# Given information start

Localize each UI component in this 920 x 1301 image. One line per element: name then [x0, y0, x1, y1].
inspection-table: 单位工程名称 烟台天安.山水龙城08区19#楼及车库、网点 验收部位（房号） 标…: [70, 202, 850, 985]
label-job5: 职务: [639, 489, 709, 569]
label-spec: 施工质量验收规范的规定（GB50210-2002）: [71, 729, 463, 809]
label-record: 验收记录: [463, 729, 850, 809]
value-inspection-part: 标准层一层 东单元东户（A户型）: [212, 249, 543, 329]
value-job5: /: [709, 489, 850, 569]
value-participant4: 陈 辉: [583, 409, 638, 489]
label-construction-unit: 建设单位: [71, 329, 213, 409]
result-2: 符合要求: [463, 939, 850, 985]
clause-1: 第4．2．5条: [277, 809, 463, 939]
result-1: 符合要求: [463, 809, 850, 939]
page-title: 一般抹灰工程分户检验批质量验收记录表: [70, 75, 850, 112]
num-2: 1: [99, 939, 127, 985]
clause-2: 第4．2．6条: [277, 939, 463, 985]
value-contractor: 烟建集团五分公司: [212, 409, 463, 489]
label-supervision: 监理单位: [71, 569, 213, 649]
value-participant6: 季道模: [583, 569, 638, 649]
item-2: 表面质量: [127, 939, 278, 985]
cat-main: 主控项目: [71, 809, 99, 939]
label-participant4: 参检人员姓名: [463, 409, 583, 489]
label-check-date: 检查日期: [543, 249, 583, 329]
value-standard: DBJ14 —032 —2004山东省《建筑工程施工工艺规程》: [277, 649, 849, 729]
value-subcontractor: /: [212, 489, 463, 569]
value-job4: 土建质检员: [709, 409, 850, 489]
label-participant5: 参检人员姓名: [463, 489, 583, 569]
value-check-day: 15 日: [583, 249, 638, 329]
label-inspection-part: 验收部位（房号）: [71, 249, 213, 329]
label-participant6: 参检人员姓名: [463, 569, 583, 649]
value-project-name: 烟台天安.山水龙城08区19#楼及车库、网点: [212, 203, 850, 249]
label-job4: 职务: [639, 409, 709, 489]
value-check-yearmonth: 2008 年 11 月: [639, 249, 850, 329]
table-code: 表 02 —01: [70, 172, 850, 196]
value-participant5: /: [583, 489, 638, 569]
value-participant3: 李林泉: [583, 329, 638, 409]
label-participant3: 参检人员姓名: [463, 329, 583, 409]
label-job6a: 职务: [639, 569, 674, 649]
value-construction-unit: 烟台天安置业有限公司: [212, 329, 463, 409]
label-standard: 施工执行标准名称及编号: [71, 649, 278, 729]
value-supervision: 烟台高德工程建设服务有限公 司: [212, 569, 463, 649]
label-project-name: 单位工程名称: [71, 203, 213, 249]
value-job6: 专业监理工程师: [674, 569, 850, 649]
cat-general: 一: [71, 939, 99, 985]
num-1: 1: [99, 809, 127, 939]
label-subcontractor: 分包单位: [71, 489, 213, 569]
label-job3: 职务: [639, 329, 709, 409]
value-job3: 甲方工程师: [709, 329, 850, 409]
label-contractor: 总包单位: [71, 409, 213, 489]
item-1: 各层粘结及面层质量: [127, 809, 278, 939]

# Given information end

* [Work to do]
Present the records as a Markdown table with the columns Row and Line, starting at the first line and ending at the line containing "value-participant4: 陈 辉: [583, 409, 638, 489]", both included. Number each line and omit any blank lines.

* [Completed task]
| Row | Line |
|---|---|
| 1 | Localize each UI component in this 920 x 1301 image. One line per element: name then [x0, y0, x1, y1]. |
| 2 | inspection-table: 单位工程名称 烟台天安.山水龙城08区19#楼及车库、网点 验收部位（房号） 标…: [70, 202, 850, 985] |
| 3 | label-job5: 职务: [639, 489, 709, 569] |
| 4 | label-spec: 施工质量验收规范的规定（GB50210-2002）: [71, 729, 463, 809] |
| 5 | label-record: 验收记录: [463, 729, 850, 809] |
| 6 | value-inspection-part: 标准层一层 东单元东户（A户型）: [212, 249, 543, 329] |
| 7 | value-job5: /: [709, 489, 850, 569] |
| 8 | value-participant4: 陈 辉: [583, 409, 638, 489] |